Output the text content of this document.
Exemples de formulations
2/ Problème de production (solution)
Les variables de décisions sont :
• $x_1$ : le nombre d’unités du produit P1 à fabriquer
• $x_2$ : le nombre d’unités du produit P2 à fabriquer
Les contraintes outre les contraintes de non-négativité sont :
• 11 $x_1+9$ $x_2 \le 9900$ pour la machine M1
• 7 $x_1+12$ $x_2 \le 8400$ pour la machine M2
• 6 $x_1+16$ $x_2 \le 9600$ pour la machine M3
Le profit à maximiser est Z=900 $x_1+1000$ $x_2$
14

Exercise objective - Repeat the material above in full, keeping every word.

Reply to the exercise -
Output the text content of this document.
Exemples de formulations
2/ Problème de production (solution)
Les variables de décisions sont :
• $x_1$ : le nombre d’unités du produit P1 à fabriquer
• $x_2$ : le nombre d’unités du produit P2 à fabriquer
Les contraintes outre les contraintes de non-négativité sont :
• 11 $x_1+9$ $x_2 \le 9900$ pour la machine M1
• 7 $x_1+12$ $x_2 \le 8400$ pour la machine M2
• 6 $x_1+16$ $x_2 \le 9600$ pour la machine M3
Le profit à maximiser est Z=900 $x_1+1000$ $x_2$
14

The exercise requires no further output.